**REQUIRED TASK**
Isolate every line in the records below with "series" in it.

**MATERIALS PROVIDED**
╭──

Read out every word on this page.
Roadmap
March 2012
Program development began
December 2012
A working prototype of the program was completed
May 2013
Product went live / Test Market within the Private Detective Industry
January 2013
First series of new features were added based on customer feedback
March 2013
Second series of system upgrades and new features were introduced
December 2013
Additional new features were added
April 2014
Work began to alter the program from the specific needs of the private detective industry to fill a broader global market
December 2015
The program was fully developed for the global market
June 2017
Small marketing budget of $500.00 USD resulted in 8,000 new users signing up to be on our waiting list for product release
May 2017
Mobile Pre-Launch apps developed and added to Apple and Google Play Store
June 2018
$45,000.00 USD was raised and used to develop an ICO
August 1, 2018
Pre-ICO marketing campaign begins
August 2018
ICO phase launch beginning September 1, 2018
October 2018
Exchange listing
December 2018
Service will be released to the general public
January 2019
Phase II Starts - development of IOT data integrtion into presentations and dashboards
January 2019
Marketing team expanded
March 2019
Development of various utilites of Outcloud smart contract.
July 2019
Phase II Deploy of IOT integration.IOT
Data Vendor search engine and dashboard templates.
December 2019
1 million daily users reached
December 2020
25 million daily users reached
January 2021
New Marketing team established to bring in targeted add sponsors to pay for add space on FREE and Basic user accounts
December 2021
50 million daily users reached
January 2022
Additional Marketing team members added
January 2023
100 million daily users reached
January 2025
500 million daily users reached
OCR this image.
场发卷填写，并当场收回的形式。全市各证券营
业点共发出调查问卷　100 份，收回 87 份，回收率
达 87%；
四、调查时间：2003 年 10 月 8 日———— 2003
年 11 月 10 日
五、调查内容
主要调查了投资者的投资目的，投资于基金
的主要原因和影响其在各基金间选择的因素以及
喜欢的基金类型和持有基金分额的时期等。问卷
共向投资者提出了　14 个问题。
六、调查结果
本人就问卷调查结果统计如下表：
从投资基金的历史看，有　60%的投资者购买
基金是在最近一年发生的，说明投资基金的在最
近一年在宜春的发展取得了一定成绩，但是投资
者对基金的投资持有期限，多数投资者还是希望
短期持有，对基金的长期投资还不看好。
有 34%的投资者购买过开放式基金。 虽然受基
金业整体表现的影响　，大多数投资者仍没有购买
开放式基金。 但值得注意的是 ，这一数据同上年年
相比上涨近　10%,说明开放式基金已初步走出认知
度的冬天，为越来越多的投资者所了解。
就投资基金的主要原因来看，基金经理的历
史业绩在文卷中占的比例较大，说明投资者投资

╰──

**OUTPUT FOR THIS TASK**
First series of new features were added based on customer feedback
Second series of system upgrades and new features were introduced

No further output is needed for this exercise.